#### WRITTEN TASK
Every record must be repeated exactly, with no omission.

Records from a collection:
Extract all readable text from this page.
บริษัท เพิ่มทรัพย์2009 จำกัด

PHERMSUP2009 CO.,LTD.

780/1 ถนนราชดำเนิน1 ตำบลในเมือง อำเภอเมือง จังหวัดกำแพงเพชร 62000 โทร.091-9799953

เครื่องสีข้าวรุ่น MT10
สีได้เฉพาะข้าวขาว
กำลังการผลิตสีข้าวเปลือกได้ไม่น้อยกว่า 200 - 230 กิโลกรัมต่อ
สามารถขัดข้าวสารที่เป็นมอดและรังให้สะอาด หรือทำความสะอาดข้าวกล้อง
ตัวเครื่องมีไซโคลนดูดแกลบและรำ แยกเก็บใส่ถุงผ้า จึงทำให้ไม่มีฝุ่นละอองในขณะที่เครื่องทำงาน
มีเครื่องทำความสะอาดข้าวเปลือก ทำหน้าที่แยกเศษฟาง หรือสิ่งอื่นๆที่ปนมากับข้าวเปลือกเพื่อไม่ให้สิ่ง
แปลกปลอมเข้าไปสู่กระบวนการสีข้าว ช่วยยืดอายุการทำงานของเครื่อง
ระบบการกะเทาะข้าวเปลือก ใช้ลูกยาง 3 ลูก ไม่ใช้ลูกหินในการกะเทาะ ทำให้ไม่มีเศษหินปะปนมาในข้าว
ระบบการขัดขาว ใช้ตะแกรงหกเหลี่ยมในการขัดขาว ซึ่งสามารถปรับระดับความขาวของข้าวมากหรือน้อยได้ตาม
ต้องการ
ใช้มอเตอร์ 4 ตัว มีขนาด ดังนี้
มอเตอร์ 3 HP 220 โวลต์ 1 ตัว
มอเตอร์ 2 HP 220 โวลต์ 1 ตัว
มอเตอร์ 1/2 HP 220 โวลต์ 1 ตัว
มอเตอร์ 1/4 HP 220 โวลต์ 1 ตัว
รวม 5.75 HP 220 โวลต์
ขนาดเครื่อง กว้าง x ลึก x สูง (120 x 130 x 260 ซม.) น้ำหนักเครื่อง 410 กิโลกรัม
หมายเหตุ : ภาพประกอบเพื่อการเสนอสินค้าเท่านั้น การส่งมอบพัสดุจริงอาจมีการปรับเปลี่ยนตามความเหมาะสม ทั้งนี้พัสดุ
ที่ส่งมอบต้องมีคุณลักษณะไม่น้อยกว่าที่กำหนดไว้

#### REPLY TO THE TASK
Extract all readable text from this page.
บริษัท เพิ่มทรัพย์2009 จำกัด

PHERMSUP2009 CO.,LTD.

780/1 ถนนราชดำเนิน1 ตำบลในเมือง อำเภอเมือง จังหวัดกำแพงเพชร 62000 โทร.091-9799953

เครื่องสีข้าวรุ่น MT10
สีได้เฉพาะข้าวขาว
กำลังการผลิตสีข้าวเปลือกได้ไม่น้อยกว่า 200 - 230 กิโลกรัมต่อ
สามารถขัดข้าวสารที่เป็นมอดและรังให้สะอาด หรือทำความสะอาดข้าวกล้อง
ตัวเครื่องมีไซโคลนดูดแกลบและรำ แยกเก็บใส่ถุงผ้า จึงทำให้ไม่มีฝุ่นละอองในขณะที่เครื่องทำงาน
มีเครื่องทำความสะอาดข้าวเปลือก ทำหน้าที่แยกเศษฟาง หรือสิ่งอื่นๆที่ปนมากับข้าวเปลือกเพื่อไม่ให้สิ่ง
แปลกปลอมเข้าไปสู่กระบวนการสีข้าว ช่วยยืดอายุการทำงานของเครื่อง
ระบบการกะเทาะข้าวเปลือก ใช้ลูกยาง 3 ลูก ไม่ใช้ลูกหินในการกะเทาะ ทำให้ไม่มีเศษหินปะปนมาในข้าว
ระบบการขัดขาว ใช้ตะแกรงหกเหลี่ยมในการขัดขาว ซึ่งสามารถปรับระดับความขาวของข้าวมากหรือน้อยได้ตาม
ต้องการ
ใช้มอเตอร์ 4 ตัว มีขนาด ดังนี้
มอเตอร์ 3 HP 220 โวลต์ 1 ตัว
มอเตอร์ 2 HP 220 โวลต์ 1 ตัว
มอเตอร์ 1/2 HP 220 โวลต์ 1 ตัว
มอเตอร์ 1/4 HP 220 โวลต์ 1 ตัว
รวม 5.75 HP 220 โวลต์
ขนาดเครื่อง กว้าง x ลึก x สูง (120 x 130 x 260 ซม.) น้ำหนักเครื่อง 410 กิโลกรัม
หมายเหตุ : ภาพประกอบเพื่อการเสนอสินค้าเท่านั้น การส่งมอบพัสดุจริงอาจมีการปรับเปลี่ยนตามความเหมาะสม ทั้งนี้พัสดุ
ที่ส่งมอบต้องมีคุณลักษณะไม่น้อยกว่าที่กำหนดไว้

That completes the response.